• Record excerpts:
..........
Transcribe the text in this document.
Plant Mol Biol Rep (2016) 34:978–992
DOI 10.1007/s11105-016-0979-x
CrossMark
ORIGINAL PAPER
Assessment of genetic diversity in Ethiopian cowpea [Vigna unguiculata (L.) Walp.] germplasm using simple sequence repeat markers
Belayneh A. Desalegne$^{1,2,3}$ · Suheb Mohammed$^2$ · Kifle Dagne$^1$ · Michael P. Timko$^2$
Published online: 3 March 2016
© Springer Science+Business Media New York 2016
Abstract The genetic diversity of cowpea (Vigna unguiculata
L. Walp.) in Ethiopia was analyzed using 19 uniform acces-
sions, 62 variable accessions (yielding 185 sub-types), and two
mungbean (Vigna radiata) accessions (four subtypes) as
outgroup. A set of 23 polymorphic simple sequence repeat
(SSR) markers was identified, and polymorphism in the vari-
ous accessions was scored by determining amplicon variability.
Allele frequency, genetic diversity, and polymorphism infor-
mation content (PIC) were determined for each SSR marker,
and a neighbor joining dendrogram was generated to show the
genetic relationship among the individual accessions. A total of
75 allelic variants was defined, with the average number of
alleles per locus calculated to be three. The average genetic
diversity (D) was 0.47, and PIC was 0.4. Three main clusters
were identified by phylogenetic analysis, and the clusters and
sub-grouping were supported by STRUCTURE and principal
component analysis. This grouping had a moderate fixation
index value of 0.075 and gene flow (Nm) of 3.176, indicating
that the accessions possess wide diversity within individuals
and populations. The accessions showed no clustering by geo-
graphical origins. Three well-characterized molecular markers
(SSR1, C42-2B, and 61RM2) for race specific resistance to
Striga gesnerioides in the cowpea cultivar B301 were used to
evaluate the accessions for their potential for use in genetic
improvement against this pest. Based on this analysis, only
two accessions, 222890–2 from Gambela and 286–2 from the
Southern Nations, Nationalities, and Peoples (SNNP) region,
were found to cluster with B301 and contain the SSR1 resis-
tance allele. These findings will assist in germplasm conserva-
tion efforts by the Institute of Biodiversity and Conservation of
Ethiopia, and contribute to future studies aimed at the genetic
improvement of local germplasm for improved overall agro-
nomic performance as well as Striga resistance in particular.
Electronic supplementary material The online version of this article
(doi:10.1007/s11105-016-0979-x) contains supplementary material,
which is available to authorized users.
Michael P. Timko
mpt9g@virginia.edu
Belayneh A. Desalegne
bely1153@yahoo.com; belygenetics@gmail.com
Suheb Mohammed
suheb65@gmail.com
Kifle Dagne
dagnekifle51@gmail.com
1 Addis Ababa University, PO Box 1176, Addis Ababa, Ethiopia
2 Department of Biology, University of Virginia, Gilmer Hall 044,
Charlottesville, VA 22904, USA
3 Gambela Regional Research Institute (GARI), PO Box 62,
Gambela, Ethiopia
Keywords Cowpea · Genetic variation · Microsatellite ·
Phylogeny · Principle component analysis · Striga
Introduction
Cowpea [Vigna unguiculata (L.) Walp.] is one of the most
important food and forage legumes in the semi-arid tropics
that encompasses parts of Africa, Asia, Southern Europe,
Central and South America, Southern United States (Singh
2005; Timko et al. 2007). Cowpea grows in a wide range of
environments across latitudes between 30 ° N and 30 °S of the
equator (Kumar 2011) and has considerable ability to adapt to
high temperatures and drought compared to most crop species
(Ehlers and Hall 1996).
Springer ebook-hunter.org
..........
• Work to complete: Look through the records and gather every line containing "wide".

• Written solution:
that the accessions possess wide diversity within individuals
2005; Timko et al. 2007). Cowpea grows in a wide range of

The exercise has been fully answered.